EXERCISE DIRECTIONS
Reproduce, character for character, the listing from the line with "baro-y-tick-label: 1030 [560, 58, 577, 67]" up to and including the line with "temp-x-tick-label: 00 [549, 543, 558, 552]".

-- Start --

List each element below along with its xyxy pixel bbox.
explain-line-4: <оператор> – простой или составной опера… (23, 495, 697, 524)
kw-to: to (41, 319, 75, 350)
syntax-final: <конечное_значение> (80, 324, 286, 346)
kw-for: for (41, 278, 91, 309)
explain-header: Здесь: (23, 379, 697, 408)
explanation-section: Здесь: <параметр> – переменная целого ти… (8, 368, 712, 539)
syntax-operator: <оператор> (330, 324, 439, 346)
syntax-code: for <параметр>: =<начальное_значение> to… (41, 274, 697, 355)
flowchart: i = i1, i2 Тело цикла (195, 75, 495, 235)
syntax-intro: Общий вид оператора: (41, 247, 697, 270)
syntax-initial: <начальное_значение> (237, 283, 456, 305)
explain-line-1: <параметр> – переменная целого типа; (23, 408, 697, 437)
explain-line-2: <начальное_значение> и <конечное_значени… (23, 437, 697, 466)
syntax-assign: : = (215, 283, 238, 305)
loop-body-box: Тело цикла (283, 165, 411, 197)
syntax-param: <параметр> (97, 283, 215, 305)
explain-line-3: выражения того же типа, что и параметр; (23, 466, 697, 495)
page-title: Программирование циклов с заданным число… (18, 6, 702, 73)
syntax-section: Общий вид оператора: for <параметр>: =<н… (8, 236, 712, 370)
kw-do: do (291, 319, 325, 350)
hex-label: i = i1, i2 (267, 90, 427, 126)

-- End --
-- Start --

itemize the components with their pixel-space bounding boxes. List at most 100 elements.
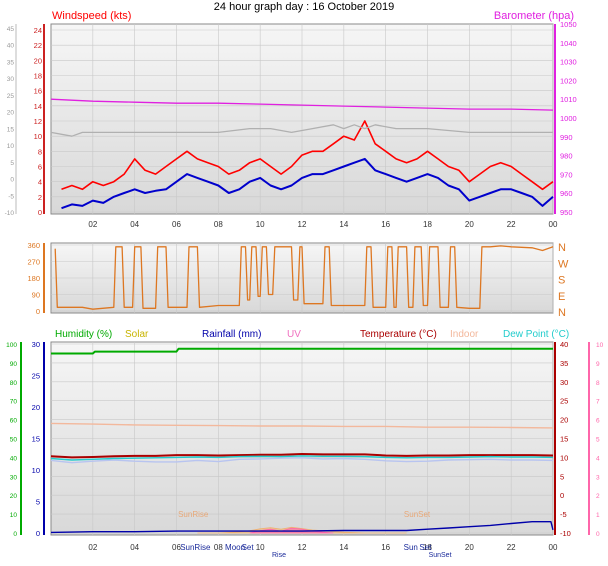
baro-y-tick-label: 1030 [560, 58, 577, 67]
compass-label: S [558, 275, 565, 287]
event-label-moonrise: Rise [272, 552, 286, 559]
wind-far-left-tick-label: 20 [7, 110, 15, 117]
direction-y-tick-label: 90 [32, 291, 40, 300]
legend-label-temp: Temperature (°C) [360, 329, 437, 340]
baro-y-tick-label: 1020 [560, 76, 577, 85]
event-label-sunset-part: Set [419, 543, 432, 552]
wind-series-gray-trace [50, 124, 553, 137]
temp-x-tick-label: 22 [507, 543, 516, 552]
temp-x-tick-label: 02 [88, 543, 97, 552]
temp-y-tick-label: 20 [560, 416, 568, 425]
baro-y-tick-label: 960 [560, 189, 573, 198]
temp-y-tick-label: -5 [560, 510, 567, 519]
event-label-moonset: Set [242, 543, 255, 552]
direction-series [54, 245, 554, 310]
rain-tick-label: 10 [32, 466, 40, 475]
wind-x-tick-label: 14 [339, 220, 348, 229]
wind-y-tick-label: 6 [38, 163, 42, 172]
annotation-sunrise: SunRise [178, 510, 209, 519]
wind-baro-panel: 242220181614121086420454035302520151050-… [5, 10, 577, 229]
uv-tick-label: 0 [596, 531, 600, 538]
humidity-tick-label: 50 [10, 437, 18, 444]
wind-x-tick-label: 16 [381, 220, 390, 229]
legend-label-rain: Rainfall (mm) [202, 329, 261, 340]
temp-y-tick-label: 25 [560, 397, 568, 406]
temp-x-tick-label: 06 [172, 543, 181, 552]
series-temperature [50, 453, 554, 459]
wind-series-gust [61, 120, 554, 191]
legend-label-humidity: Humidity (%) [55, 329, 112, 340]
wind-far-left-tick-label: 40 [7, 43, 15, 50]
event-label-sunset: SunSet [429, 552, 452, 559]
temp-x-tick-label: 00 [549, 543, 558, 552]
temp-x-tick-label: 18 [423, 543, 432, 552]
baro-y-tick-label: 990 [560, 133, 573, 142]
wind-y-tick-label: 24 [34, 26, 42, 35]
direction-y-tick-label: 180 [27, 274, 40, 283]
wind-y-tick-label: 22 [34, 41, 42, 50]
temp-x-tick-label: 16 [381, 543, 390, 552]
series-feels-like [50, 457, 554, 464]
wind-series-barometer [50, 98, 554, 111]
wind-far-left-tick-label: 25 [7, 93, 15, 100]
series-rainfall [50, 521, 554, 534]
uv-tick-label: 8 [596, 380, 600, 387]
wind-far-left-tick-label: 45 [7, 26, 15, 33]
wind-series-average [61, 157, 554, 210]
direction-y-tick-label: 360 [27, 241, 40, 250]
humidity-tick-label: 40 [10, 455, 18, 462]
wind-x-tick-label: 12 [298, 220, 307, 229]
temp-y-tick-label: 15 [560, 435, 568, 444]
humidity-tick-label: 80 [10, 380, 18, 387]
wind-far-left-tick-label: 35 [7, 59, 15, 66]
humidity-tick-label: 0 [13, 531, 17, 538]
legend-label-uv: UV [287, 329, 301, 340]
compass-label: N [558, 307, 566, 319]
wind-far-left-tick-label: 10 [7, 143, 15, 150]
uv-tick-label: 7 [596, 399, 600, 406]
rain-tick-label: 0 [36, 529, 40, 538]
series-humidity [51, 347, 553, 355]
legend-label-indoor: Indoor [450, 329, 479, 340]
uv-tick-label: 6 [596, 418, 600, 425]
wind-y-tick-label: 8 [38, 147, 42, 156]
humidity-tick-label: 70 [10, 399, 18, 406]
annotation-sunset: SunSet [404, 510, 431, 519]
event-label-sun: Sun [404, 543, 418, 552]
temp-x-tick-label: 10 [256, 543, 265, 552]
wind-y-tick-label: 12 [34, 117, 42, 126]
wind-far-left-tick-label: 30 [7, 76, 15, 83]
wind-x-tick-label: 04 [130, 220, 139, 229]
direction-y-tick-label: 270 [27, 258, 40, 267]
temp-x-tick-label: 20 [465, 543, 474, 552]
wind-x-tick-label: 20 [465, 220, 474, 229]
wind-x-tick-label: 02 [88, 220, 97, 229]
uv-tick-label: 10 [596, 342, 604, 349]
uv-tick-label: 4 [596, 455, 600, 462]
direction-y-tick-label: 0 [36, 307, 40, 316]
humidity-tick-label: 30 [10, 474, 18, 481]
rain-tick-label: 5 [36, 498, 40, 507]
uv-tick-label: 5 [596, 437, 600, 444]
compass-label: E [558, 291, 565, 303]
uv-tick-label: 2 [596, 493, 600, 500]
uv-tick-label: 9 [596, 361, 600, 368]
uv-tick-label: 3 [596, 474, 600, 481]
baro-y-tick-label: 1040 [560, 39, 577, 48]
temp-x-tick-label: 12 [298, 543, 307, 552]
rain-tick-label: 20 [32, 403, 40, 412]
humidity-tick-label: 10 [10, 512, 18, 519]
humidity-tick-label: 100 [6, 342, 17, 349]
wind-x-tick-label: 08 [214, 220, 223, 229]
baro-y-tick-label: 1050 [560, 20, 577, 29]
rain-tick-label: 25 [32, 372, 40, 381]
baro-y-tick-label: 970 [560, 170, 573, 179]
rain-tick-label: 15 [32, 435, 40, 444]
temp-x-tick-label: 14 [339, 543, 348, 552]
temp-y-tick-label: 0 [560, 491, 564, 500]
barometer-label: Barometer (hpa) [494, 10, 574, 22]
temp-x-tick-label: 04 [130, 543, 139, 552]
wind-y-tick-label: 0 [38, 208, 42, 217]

-- End --

EXERCISE RESPONSE
baro-y-tick-label: 1030 [560, 58, 577, 67]
compass-label: S [558, 275, 565, 287]
event-label-moonrise: Rise [272, 552, 286, 559]
wind-far-left-tick-label: 20 [7, 110, 15, 117]
direction-y-tick-label: 90 [32, 291, 40, 300]
legend-label-temp: Temperature (°C) [360, 329, 437, 340]
baro-y-tick-label: 1020 [560, 76, 577, 85]
event-label-sunset-part: Set [419, 543, 432, 552]
wind-series-gray-trace [50, 124, 553, 137]
temp-x-tick-label: 22 [507, 543, 516, 552]
temp-x-tick-label: 02 [88, 543, 97, 552]
temp-y-tick-label: 20 [560, 416, 568, 425]
baro-y-tick-label: 960 [560, 189, 573, 198]
temp-y-tick-label: -5 [560, 510, 567, 519]
event-label-moonset: Set [242, 543, 255, 552]
direction-series [54, 245, 554, 310]
rain-tick-label: 10 [32, 466, 40, 475]
wind-x-tick-label: 14 [339, 220, 348, 229]
wind-y-tick-label: 6 [38, 163, 42, 172]
annotation-sunrise: SunRise [178, 510, 209, 519]
wind-baro-panel: 242220181614121086420454035302520151050-… [5, 10, 577, 229]
uv-tick-label: 0 [596, 531, 600, 538]
humidity-tick-label: 50 [10, 437, 18, 444]
wind-x-tick-label: 16 [381, 220, 390, 229]
legend-label-rain: Rainfall (mm) [202, 329, 261, 340]
temp-y-tick-label: 25 [560, 397, 568, 406]
temp-x-tick-label: 06 [172, 543, 181, 552]
series-temperature [50, 453, 554, 459]
wind-series-gust [61, 120, 554, 191]
legend-label-humidity: Humidity (%) [55, 329, 112, 340]
wind-far-left-tick-label: 40 [7, 43, 15, 50]
event-label-sunset: SunSet [429, 552, 452, 559]
temp-x-tick-label: 00 [549, 543, 558, 552]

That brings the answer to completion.